→ **PROBLEM DETAILS**: In your copy, repeat the records exactly and leave out the pictures.

→ **PROVIDED DATA**:
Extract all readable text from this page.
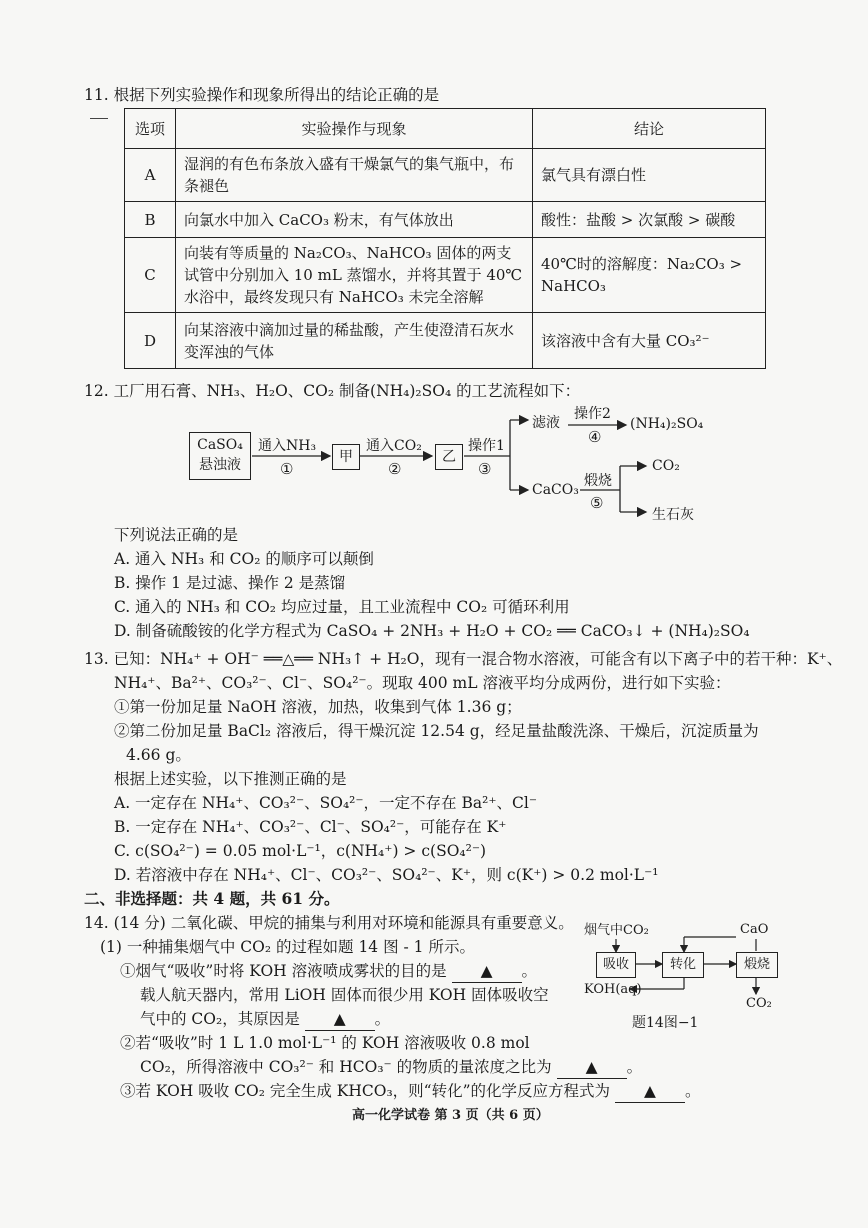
11. 根据下列实验操作和现象所得出的结论正确的是
选项	实验操作与现象	结论
A	湿润的有色布条放入盛有干燥氯气的集气瓶中，布条褪色	氯气具有漂白性
B	向氯水中加入 CaCO₃ 粉末，有气体放出	酸性：盐酸 > 次氯酸 > 碳酸
C	向装有等质量的 Na₂CO₃、NaHCO₃ 固体的两支试管中分别加入 10 mL 蒸馏水，并将其置于 40℃ 水浴中，最终发现只有 NaHCO₃ 未完全溶解	40℃时的溶解度：Na₂CO₃ > NaHCO₃
D	向某溶液中滴加过量的稀盐酸，产生使澄清石灰水变浑浊的气体	该溶液中含有大量 CO₃²⁻
12. 工厂用石膏、NH₃、H₂O、CO₂ 制备(NH₄)₂SO₄ 的工艺流程如下：
CaSO₄
悬浊液
通入NH₃
①
甲
通入CO₂
②
乙
操作1
③
滤液
操作2
④
(NH₄)₂SO₄
CaCO₃
煅烧
⑤
CO₂
生石灰
下列说法正确的是
A. 通入 NH₃ 和 CO₂ 的顺序可以颠倒
B. 操作 1 是过滤、操作 2 是蒸馏
C. 通入的 NH₃ 和 CO₂ 均应过量，且工业流程中 CO₂ 可循环利用
D. 制备硫酸铵的化学方程式为 CaSO₄ + 2NH₃ + H₂O + CO₂ ══ CaCO₃↓ + (NH₄)₂SO₄
13. 已知：NH₄⁺ + OH⁻ ══△══ NH₃↑ + H₂O，现有一混合物水溶液，可能含有以下离子中的若干种：K⁺、
NH₄⁺、Ba²⁺、CO₃²⁻、Cl⁻、SO₄²⁻。现取 400 mL 溶液平均分成两份，进行如下实验：
①第一份加足量 NaOH 溶液，加热，收集到气体 1.36 g；
②第二份加足量 BaCl₂ 溶液后，得干燥沉淀 12.54 g，经足量盐酸洗涤、干燥后，沉淀质量为
4.66 g。
根据上述实验，以下推测正确的是
A. 一定存在 NH₄⁺、CO₃²⁻、SO₄²⁻，一定不存在 Ba²⁺、Cl⁻
B. 一定存在 NH₄⁺、CO₃²⁻、Cl⁻、SO₄²⁻，可能存在 K⁺
C. c(SO₄²⁻) = 0.05 mol·L⁻¹，c(NH₄⁺) > c(SO₄²⁻)
D. 若溶液中存在 NH₄⁺、Cl⁻、CO₃²⁻、SO₄²⁻、K⁺，则 c(K⁺) > 0.2 mol·L⁻¹
二、非选择题：共 4 题，共 61 分。
14. (14 分) 二氧化碳、甲烷的捕集与利用对环境和能源具有重要意义。
(1) 一种捕集烟气中 CO₂ 的过程如题 14 图 - 1 所示。
①烟气“吸收”时将 KOH 溶液喷成雾状的目的是 ▲ 。
载人航天器内，常用 LiOH 固体而很少用 KOH 固体吸收空
气中的 CO₂，其原因是 ▲ 。
②若“吸收”时 1 L 1.0 mol·L⁻¹ 的 KOH 溶液吸收 0.8 mol
CO₂，所得溶液中 CO₃²⁻ 和 HCO₃⁻ 的物质的量浓度之比为 ▲ 。
③若 KOH 吸收 CO₂ 完全生成 KHCO₃，则“转化”的化学反应方程式为 ▲ 。
烟气中CO₂	CaO
吸收	转化	煅烧
KOH(aq)
CO₂
题14图−1
高一化学试卷 第 3 页（共 6 页）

→ **EXERCISE OUTPUT**:
Extract all readable text from this page.
11. 根据下列实验操作和现象所得出的结论正确的是
选项	实验操作与现象	结论
A	湿润的有色布条放入盛有干燥氯气的集气瓶中，布条褪色	氯气具有漂白性
B	向氯水中加入 CaCO₃ 粉末，有气体放出	酸性：盐酸 > 次氯酸 > 碳酸
C	向装有等质量的 Na₂CO₃、NaHCO₃ 固体的两支试管中分别加入 10 mL 蒸馏水，并将其置于 40℃ 水浴中，最终发现只有 NaHCO₃ 未完全溶解	40℃时的溶解度：Na₂CO₃ > NaHCO₃
D	向某溶液中滴加过量的稀盐酸，产生使澄清石灰水变浑浊的气体	该溶液中含有大量 CO₃²⁻
12. 工厂用石膏、NH₃、H₂O、CO₂ 制备(NH₄)₂SO₄ 的工艺流程如下：
CaSO₄
悬浊液
通入NH₃
①
甲
通入CO₂
②
乙
操作1
③
滤液
操作2
④
(NH₄)₂SO₄
CaCO₃
煅烧
⑤
CO₂
生石灰
下列说法正确的是
A. 通入 NH₃ 和 CO₂ 的顺序可以颠倒
B. 操作 1 是过滤、操作 2 是蒸馏
C. 通入的 NH₃ 和 CO₂ 均应过量，且工业流程中 CO₂ 可循环利用
D. 制备硫酸铵的化学方程式为 CaSO₄ + 2NH₃ + H₂O + CO₂ ══ CaCO₃↓ + (NH₄)₂SO₄
13. 已知：NH₄⁺ + OH⁻ ══△══ NH₃↑ + H₂O，现有一混合物水溶液，可能含有以下离子中的若干种：K⁺、
NH₄⁺、Ba²⁺、CO₃²⁻、Cl⁻、SO₄²⁻。现取 400 mL 溶液平均分成两份，进行如下实验：
①第一份加足量 NaOH 溶液，加热，收集到气体 1.36 g；
②第二份加足量 BaCl₂ 溶液后，得干燥沉淀 12.54 g，经足量盐酸洗涤、干燥后，沉淀质量为
4.66 g。
根据上述实验，以下推测正确的是
A. 一定存在 NH₄⁺、CO₃²⁻、SO₄²⁻，一定不存在 Ba²⁺、Cl⁻
B. 一定存在 NH₄⁺、CO₃²⁻、Cl⁻、SO₄²⁻，可能存在 K⁺
C. c(SO₄²⁻) = 0.05 mol·L⁻¹，c(NH₄⁺) > c(SO₄²⁻)
D. 若溶液中存在 NH₄⁺、Cl⁻、CO₃²⁻、SO₄²⁻、K⁺，则 c(K⁺) > 0.2 mol·L⁻¹
二、非选择题：共 4 题，共 61 分。
14. (14 分) 二氧化碳、甲烷的捕集与利用对环境和能源具有重要意义。
(1) 一种捕集烟气中 CO₂ 的过程如题 14 图 - 1 所示。
①烟气“吸收”时将 KOH 溶液喷成雾状的目的是 ▲ 。
载人航天器内，常用 LiOH 固体而很少用 KOH 固体吸收空
气中的 CO₂，其原因是 ▲ 。
②若“吸收”时 1 L 1.0 mol·L⁻¹ 的 KOH 溶液吸收 0.8 mol
CO₂，所得溶液中 CO₃²⁻ 和 HCO₃⁻ 的物质的量浓度之比为 ▲ 。
③若 KOH 吸收 CO₂ 完全生成 KHCO₃，则“转化”的化学反应方程式为 ▲ 。
烟气中CO₂	CaO
吸收	转化	煅烧
KOH(aq)
CO₂
题14图−1
高一化学试卷 第 3 页（共 6 页）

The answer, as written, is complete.